*CHALLENGE*
Copy all lines holding the word "this" from the entries.

*EXERCISE DATA*
········

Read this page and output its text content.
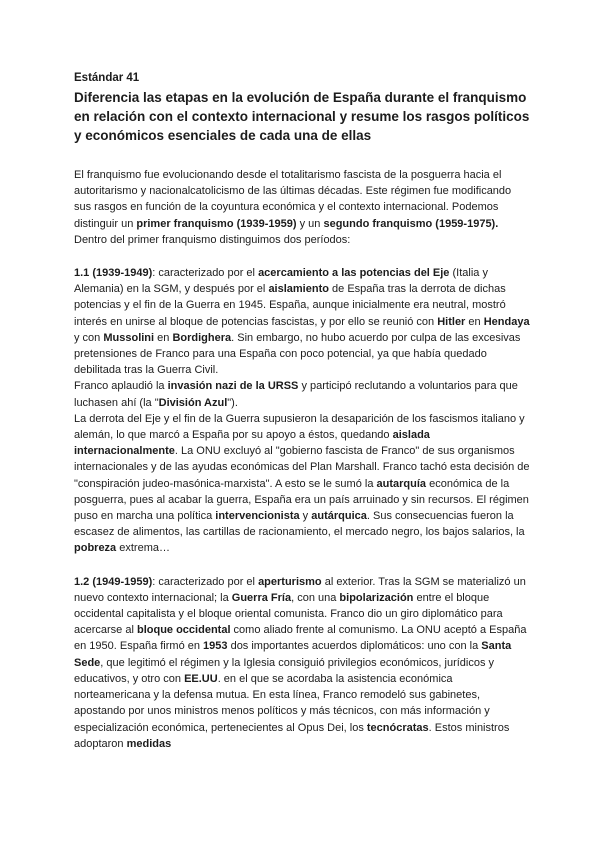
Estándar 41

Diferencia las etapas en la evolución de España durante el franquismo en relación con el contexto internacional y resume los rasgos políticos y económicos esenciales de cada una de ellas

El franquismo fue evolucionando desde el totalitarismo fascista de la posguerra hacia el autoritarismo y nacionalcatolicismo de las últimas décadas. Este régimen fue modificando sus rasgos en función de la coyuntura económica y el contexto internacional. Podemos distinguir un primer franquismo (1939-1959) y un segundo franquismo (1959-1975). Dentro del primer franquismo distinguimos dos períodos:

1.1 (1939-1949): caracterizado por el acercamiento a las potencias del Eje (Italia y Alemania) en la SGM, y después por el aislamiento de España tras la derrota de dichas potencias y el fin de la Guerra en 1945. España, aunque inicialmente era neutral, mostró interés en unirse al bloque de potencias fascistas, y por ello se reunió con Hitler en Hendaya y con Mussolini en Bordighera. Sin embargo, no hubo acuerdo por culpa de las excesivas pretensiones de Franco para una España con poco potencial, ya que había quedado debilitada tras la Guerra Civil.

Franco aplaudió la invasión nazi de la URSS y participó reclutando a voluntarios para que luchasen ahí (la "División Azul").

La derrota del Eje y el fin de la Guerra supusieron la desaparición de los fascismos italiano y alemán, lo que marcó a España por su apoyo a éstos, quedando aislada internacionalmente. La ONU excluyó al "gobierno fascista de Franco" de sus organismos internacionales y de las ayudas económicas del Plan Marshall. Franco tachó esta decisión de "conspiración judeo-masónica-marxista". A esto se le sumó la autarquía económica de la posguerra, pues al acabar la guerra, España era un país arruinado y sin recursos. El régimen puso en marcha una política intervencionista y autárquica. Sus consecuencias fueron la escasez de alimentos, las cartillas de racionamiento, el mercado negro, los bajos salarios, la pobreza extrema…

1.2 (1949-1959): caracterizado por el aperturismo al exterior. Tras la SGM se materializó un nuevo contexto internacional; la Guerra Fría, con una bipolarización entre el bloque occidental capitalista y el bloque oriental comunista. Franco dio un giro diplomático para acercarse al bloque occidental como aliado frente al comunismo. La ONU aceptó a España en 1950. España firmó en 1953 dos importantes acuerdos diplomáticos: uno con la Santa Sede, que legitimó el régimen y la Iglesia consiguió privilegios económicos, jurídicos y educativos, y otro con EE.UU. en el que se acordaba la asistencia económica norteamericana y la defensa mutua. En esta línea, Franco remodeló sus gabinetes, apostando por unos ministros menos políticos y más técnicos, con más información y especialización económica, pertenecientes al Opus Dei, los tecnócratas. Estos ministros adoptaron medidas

········

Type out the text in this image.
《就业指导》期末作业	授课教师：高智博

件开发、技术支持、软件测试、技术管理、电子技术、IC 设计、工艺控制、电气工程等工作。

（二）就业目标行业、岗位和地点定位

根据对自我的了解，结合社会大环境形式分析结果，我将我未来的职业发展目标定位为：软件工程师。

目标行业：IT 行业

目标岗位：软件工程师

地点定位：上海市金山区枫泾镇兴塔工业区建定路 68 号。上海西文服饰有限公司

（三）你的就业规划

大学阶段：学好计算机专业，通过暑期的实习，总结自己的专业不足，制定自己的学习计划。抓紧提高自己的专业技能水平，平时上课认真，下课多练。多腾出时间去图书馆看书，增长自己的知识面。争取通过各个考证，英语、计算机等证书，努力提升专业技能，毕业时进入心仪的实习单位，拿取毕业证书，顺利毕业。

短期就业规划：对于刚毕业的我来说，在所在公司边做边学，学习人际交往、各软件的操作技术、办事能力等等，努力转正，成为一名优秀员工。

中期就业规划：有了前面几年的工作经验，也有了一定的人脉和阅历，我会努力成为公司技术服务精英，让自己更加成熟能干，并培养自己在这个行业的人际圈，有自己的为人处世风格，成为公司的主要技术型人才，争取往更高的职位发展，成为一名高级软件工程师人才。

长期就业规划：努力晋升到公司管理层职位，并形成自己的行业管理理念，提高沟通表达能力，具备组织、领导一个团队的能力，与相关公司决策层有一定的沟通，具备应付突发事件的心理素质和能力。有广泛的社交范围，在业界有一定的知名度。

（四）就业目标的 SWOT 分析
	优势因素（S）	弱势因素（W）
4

········

*TASK RESULT*
Read this page and output its text content.
Type out the text in this image.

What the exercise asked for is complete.